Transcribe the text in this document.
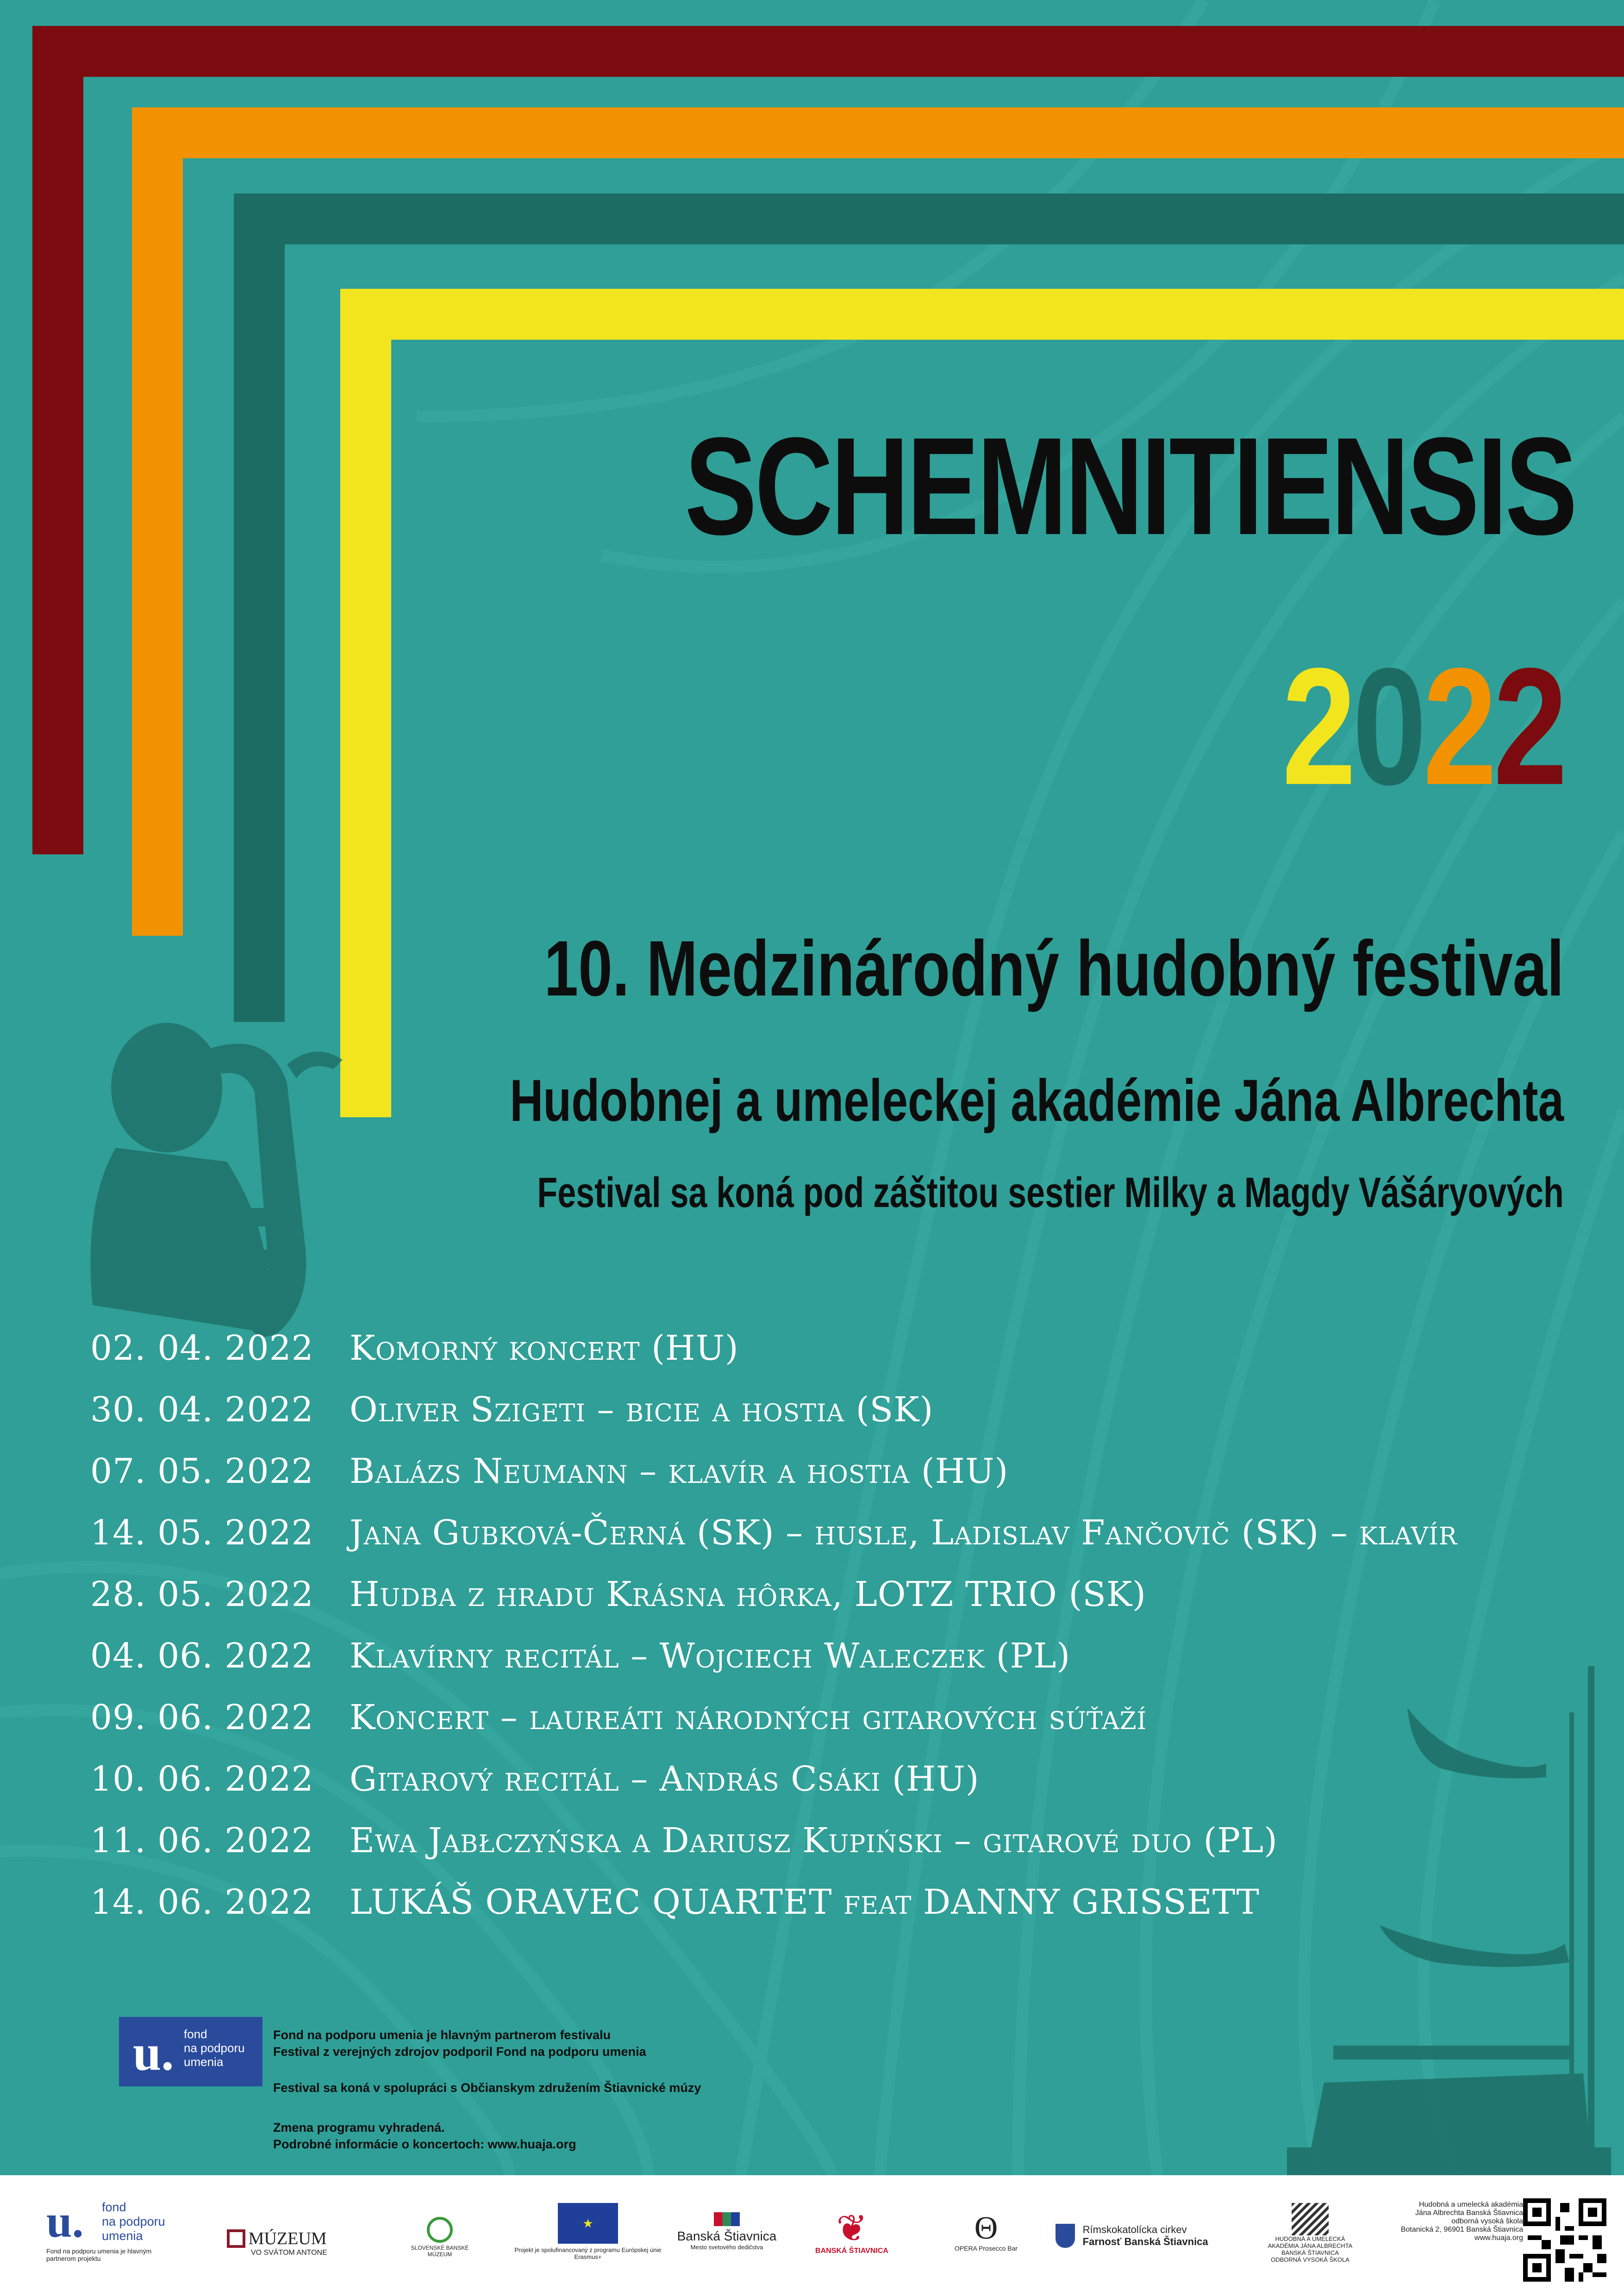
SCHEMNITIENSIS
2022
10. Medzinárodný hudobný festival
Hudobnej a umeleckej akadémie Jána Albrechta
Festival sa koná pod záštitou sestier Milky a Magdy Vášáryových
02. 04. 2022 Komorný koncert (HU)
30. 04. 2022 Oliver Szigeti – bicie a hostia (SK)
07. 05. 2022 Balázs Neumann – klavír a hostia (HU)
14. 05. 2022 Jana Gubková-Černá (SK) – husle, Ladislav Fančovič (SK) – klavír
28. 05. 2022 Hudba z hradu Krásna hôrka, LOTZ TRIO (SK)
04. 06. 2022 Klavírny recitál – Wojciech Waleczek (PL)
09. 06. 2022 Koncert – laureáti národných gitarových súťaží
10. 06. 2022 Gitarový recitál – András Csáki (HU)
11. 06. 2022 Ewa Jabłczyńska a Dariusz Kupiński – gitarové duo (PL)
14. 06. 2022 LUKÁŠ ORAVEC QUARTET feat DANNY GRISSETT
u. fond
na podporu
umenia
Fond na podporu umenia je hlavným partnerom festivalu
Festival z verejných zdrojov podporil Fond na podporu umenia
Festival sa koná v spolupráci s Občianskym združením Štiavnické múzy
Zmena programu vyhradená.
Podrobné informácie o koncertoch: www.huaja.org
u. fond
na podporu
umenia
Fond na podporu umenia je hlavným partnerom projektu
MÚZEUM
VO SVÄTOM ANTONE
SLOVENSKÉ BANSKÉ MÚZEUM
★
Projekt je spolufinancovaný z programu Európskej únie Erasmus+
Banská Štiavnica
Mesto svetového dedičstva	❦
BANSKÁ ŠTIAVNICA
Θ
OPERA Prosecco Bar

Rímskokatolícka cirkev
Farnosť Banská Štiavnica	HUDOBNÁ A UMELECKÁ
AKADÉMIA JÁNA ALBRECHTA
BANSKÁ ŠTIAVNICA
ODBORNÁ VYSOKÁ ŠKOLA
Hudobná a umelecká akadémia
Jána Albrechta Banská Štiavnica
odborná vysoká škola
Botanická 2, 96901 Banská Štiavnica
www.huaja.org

════════════════════

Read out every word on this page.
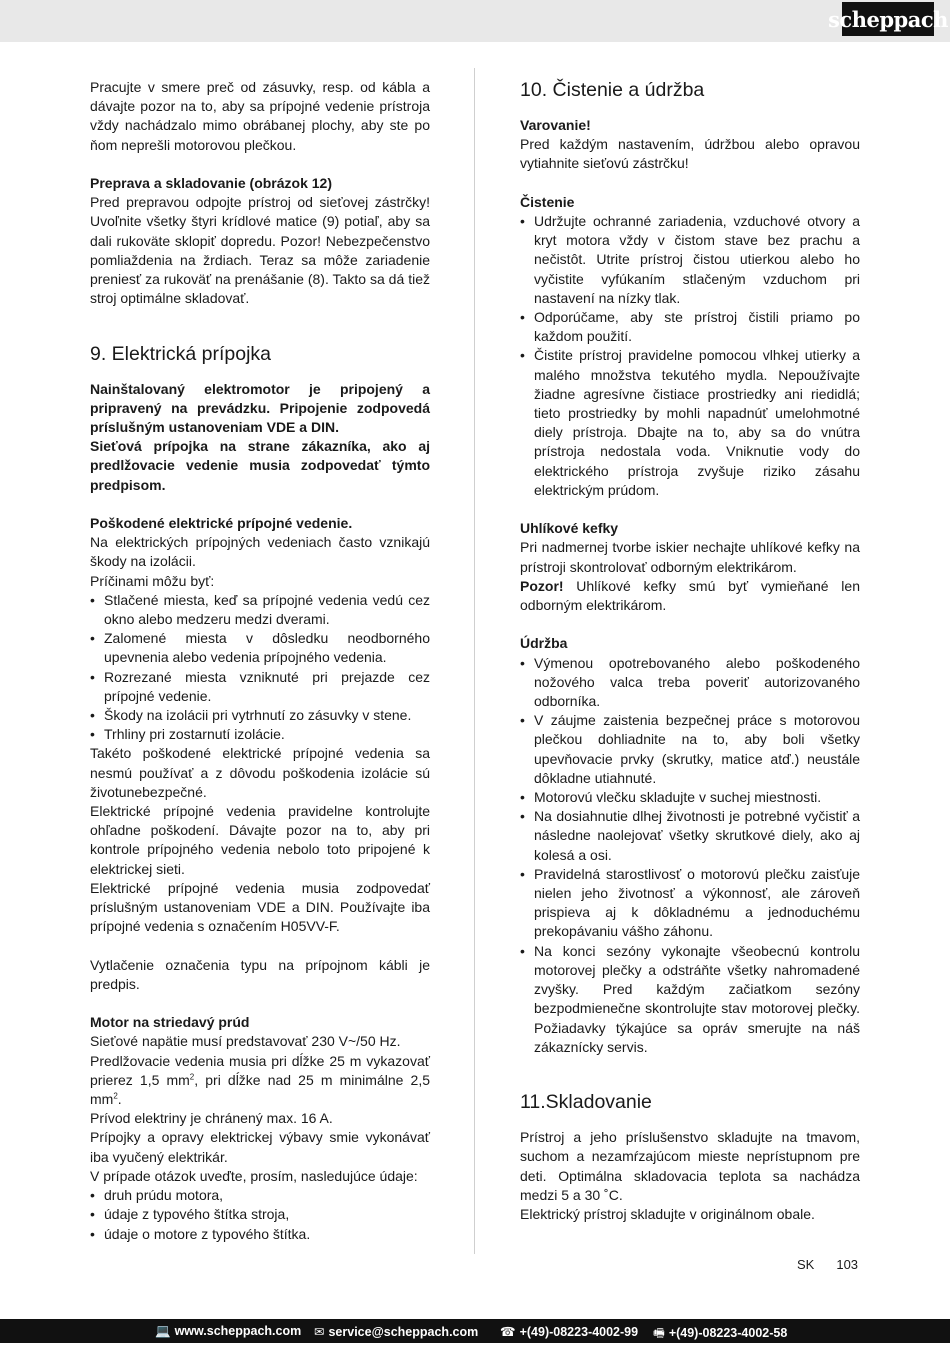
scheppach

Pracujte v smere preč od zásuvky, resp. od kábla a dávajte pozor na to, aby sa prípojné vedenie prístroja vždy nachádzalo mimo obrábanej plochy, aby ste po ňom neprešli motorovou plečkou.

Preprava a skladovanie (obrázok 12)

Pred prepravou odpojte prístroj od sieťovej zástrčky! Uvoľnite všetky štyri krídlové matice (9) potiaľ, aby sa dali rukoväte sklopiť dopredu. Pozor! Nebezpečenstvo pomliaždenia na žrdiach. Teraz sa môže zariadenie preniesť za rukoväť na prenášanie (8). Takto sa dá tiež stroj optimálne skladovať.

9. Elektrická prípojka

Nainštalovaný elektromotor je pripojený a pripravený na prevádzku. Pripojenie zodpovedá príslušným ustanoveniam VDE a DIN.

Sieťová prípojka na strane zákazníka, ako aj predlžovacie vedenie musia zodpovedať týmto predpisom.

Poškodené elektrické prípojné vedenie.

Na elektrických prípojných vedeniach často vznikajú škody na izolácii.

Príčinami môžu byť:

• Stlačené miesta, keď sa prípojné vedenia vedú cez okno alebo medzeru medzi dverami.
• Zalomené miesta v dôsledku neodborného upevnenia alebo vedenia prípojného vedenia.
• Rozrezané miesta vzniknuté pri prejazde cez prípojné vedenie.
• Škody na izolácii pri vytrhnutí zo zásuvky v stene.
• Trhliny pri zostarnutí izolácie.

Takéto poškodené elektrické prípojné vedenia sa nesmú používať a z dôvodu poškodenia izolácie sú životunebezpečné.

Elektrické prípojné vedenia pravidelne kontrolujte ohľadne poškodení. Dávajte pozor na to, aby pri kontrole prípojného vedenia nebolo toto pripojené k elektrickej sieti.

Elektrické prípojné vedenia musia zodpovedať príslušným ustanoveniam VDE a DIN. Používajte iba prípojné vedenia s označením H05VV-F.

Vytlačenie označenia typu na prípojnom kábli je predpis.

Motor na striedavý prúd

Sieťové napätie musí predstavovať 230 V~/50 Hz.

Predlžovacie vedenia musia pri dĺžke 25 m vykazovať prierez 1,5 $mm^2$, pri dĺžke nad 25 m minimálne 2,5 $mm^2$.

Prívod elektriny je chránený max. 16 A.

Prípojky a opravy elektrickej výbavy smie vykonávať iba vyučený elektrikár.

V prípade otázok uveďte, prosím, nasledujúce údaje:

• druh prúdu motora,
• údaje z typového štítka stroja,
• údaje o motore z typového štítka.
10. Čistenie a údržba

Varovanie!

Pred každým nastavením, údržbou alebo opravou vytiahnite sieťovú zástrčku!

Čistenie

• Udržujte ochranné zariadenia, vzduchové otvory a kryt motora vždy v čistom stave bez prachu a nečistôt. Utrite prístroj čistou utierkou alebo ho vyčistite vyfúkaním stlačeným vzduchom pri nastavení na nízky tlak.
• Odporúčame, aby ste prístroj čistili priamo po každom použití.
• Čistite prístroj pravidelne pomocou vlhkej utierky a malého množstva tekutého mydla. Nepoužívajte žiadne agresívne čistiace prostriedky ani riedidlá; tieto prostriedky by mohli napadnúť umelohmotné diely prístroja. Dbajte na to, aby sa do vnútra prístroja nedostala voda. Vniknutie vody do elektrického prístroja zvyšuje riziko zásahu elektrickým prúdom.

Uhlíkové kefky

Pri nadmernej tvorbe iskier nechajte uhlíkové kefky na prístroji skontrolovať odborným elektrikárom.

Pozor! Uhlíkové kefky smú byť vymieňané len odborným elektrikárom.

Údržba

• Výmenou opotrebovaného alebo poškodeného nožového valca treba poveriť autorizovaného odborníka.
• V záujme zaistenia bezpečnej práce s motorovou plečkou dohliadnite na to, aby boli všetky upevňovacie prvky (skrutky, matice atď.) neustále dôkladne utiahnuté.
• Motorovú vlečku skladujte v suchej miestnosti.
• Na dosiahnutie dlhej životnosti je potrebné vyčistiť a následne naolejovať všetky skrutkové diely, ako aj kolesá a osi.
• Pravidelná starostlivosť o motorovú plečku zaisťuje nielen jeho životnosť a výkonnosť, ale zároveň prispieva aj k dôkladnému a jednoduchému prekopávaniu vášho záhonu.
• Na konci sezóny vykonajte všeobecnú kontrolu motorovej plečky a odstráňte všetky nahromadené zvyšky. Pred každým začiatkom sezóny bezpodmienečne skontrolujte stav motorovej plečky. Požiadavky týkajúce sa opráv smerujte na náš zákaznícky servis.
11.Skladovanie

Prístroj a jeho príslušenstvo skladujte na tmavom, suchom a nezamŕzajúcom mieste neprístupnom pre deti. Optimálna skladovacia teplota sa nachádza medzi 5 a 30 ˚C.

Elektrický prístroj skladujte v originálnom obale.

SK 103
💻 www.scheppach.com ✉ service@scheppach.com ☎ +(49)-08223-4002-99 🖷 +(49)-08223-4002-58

════════════════════

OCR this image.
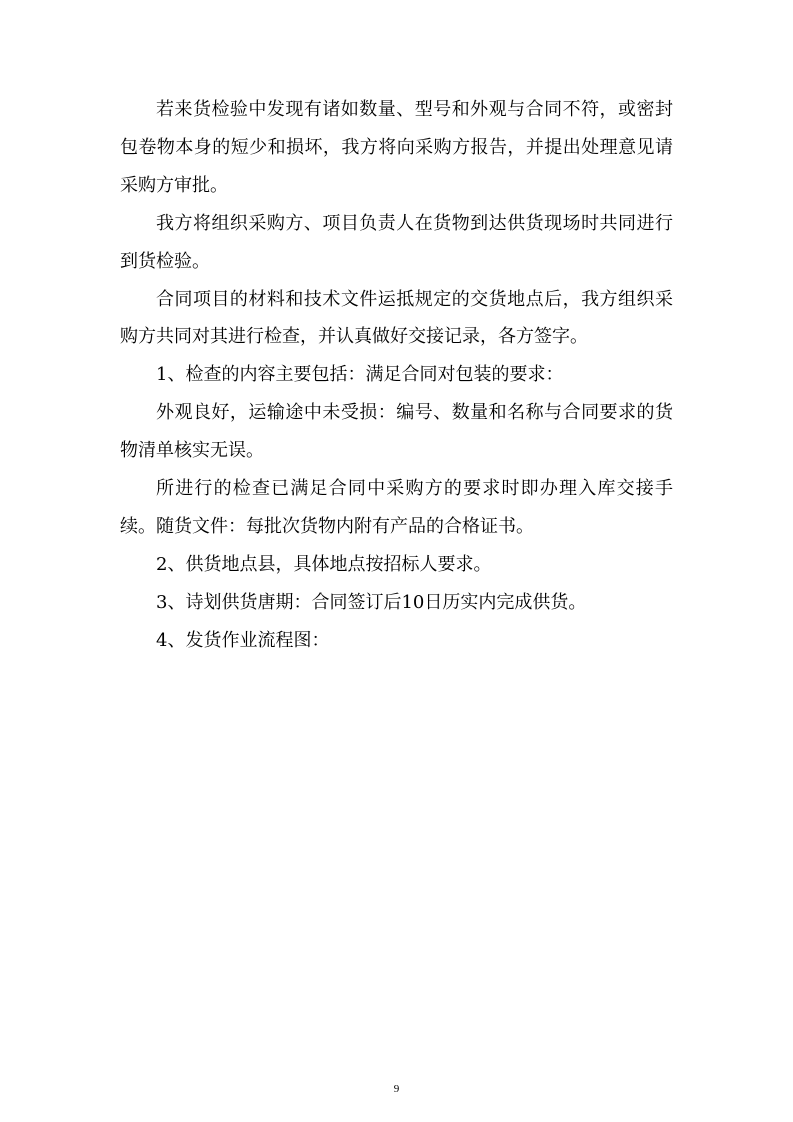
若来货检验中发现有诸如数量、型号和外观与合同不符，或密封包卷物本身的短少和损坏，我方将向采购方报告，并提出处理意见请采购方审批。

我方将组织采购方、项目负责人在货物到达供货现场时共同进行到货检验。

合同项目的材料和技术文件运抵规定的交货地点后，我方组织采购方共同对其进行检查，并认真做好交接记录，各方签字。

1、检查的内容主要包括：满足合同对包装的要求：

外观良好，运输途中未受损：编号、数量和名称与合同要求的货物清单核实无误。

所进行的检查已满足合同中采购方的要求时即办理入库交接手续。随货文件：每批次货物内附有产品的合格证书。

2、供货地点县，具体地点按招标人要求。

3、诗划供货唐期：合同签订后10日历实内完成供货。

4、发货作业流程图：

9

════════════════════

- **Goal**
Go through the records above and copy every line with the word "každým".

- **Task answer**
Pred každým nastavením, údržbou alebo opravou vytiahnite sieťovú zástrčku!
• Na konci sezóny vykonajte všeobecnú kontrolu motorovej plečky a odstráňte všetky nahromadené zvyšky. Pred každým začiatkom sezóny bezpodmienečne skontrolujte stav motorovej plečky. Požiadavky týkajúce sa opráv smerujte na náš zákaznícky servis.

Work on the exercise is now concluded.